- [Task directions]: Begin at the line below that contains "Transcribe the text in this document.". Repeat it and all remaining lines of the records exactly.
+++ Data extract +++
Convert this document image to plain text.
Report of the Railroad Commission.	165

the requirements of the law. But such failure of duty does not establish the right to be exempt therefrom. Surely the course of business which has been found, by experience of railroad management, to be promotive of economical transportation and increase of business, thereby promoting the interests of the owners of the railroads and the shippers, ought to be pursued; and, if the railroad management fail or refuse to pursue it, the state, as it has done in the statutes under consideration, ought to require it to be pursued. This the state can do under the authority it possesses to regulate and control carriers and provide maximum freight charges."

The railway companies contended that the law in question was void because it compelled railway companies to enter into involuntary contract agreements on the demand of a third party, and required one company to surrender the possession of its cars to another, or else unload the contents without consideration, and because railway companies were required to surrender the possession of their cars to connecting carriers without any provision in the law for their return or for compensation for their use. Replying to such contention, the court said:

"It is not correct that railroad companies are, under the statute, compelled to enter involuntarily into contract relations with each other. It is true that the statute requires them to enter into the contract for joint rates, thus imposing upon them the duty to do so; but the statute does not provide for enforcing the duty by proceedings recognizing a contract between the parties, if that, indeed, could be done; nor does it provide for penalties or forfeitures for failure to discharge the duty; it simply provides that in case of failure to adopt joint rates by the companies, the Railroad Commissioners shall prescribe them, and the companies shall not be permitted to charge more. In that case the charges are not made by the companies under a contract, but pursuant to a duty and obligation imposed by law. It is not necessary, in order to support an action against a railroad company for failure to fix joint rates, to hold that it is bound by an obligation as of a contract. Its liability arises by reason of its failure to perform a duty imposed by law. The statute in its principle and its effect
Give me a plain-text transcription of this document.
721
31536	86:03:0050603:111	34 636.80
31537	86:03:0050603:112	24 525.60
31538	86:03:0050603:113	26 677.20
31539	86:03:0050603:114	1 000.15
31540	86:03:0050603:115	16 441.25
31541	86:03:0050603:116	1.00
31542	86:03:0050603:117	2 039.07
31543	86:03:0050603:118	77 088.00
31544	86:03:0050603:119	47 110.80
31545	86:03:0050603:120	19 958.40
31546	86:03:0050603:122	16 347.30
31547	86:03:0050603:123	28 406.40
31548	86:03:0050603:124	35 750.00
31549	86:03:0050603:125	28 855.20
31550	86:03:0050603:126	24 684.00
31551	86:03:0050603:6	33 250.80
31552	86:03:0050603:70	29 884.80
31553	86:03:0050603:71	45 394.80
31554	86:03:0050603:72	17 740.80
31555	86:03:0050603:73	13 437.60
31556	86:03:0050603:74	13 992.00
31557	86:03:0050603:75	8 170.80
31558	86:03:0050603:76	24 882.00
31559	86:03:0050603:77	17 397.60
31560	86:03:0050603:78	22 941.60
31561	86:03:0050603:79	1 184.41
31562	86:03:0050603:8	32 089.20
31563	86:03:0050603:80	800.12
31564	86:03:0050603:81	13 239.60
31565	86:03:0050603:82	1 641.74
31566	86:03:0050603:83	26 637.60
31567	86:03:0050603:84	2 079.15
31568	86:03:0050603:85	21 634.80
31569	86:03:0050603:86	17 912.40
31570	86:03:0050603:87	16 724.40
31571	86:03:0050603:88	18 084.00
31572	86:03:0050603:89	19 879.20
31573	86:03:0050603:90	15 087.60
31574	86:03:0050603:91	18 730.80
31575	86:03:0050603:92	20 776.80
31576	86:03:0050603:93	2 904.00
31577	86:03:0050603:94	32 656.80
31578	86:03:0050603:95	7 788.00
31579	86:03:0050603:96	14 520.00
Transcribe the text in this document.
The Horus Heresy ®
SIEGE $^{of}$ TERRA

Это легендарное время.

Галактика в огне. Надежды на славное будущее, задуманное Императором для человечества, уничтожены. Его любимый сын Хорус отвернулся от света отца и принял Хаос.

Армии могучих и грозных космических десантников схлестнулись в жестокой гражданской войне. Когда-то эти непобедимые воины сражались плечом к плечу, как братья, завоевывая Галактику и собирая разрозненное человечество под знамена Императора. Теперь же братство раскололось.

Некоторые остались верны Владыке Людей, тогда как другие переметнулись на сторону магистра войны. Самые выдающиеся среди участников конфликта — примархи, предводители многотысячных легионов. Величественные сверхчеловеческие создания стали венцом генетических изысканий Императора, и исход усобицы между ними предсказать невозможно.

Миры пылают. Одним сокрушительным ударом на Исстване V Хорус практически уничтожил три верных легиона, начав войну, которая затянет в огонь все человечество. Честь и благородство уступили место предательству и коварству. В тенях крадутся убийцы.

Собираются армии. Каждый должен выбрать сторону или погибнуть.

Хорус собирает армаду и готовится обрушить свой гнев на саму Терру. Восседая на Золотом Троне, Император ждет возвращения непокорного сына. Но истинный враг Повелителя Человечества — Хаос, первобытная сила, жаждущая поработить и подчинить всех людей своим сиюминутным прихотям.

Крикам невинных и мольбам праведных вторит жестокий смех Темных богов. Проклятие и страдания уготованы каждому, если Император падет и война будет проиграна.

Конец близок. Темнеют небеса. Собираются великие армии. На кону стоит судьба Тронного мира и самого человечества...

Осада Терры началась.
+++
- [Solution to the exercise]:
Transcribe the text in this document.
The Horus Heresy ®
SIEGE $^{of}$ TERRA

Это легендарное время.

Галактика в огне. Надежды на славное будущее, задуманное Императором для человечества, уничтожены. Его любимый сын Хорус отвернулся от света отца и принял Хаос.

Армии могучих и грозных космических десантников схлестнулись в жестокой гражданской войне. Когда-то эти непобедимые воины сражались плечом к плечу, как братья, завоевывая Галактику и собирая разрозненное человечество под знамена Императора. Теперь же братство раскололось.

Некоторые остались верны Владыке Людей, тогда как другие переметнулись на сторону магистра войны. Самые выдающиеся среди участников конфликта — примархи, предводители многотысячных легионов. Величественные сверхчеловеческие создания стали венцом генетических изысканий Императора, и исход усобицы между ними предсказать невозможно.

Миры пылают. Одним сокрушительным ударом на Исстване V Хорус практически уничтожил три верных легиона, начав войну, которая затянет в огонь все человечество. Честь и благородство уступили место предательству и коварству. В тенях крадутся убийцы.

Собираются армии. Каждый должен выбрать сторону или погибнуть.

Хорус собирает армаду и готовится обрушить свой гнев на саму Терру. Восседая на Золотом Троне, Император ждет возвращения непокорного сына. Но истинный враг Повелителя Человечества — Хаос, первобытная сила, жаждущая поработить и подчинить всех людей своим сиюминутным прихотям.

Крикам невинных и мольбам праведных вторит жестокий смех Темных богов. Проклятие и страдания уготованы каждому, если Император падет и война будет проиграна.

Конец близок. Темнеют небеса. Собираются великие армии. На кону стоит судьба Тронного мира и самого человечества...

Осада Терры началась.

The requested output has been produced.